Objective: Repeat the records below exactly, leaving out every picture.

Provided entries:
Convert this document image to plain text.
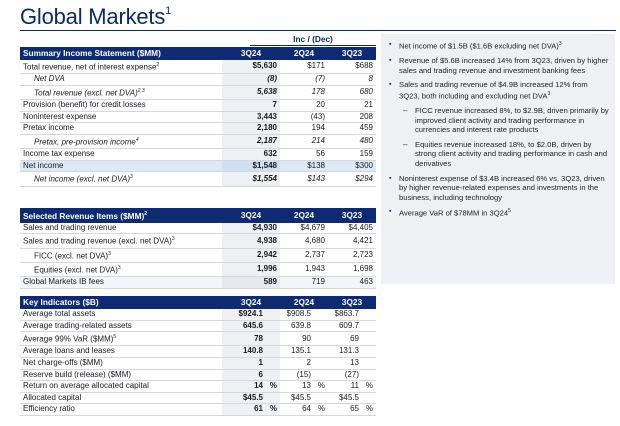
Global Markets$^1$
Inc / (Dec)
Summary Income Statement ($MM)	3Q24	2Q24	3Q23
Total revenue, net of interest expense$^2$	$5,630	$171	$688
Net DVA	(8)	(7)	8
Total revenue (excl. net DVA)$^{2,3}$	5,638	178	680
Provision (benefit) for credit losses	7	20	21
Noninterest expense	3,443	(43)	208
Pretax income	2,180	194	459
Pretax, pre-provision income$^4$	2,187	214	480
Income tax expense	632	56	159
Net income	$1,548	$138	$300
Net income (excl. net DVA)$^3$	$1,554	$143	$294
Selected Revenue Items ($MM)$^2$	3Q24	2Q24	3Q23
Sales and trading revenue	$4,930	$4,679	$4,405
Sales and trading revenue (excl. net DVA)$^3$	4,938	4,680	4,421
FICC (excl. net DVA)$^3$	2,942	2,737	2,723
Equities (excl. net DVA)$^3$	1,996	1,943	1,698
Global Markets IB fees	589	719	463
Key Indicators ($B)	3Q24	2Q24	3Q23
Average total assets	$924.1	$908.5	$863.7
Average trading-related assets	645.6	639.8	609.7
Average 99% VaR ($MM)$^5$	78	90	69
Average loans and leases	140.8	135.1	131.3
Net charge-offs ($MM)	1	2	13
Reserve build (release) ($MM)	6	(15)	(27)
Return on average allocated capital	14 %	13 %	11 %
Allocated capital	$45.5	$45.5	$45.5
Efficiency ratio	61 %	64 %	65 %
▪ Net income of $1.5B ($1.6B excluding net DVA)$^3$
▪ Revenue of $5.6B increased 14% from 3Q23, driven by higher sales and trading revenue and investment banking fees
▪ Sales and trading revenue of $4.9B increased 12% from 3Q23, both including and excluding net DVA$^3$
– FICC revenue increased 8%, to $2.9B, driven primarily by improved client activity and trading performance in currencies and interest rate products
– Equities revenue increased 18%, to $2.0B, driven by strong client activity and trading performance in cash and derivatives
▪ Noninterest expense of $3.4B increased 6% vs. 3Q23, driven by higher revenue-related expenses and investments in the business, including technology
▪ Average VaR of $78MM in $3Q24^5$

Complete response:
Convert this document image to plain text.
Global Markets$^1$
Inc / (Dec)
Summary Income Statement ($MM)	3Q24	2Q24	3Q23
Total revenue, net of interest expense$^2$	$5,630	$171	$688
Net DVA	(8)	(7)	8
Total revenue (excl. net DVA)$^{2,3}$	5,638	178	680
Provision (benefit) for credit losses	7	20	21
Noninterest expense	3,443	(43)	208
Pretax income	2,180	194	459
Pretax, pre-provision income$^4$	2,187	214	480
Income tax expense	632	56	159
Net income	$1,548	$138	$300
Net income (excl. net DVA)$^3$	$1,554	$143	$294
Selected Revenue Items ($MM)$^2$	3Q24	2Q24	3Q23
Sales and trading revenue	$4,930	$4,679	$4,405
Sales and trading revenue (excl. net DVA)$^3$	4,938	4,680	4,421
FICC (excl. net DVA)$^3$	2,942	2,737	2,723
Equities (excl. net DVA)$^3$	1,996	1,943	1,698
Global Markets IB fees	589	719	463
Key Indicators ($B)	3Q24	2Q24	3Q23
Average total assets	$924.1	$908.5	$863.7
Average trading-related assets	645.6	639.8	609.7
Average 99% VaR ($MM)$^5$	78	90	69
Average loans and leases	140.8	135.1	131.3
Net charge-offs ($MM)	1	2	13
Reserve build (release) ($MM)	6	(15)	(27)
Return on average allocated capital	14 %	13 %	11 %
Allocated capital	$45.5	$45.5	$45.5
Efficiency ratio	61 %	64 %	65 %
▪ Net income of $1.5B ($1.6B excluding net DVA)$^3$
▪ Revenue of $5.6B increased 14% from 3Q23, driven by higher sales and trading revenue and investment banking fees
▪ Sales and trading revenue of $4.9B increased 12% from 3Q23, both including and excluding net DVA$^3$
– FICC revenue increased 8%, to $2.9B, driven primarily by improved client activity and trading performance in currencies and interest rate products
– Equities revenue increased 18%, to $2.0B, driven by strong client activity and trading performance in cash and derivatives
▪ Noninterest expense of $3.4B increased 6% vs. 3Q23, driven by higher revenue-related expenses and investments in the business, including technology
▪ Average VaR of $78MM in $3Q24^5$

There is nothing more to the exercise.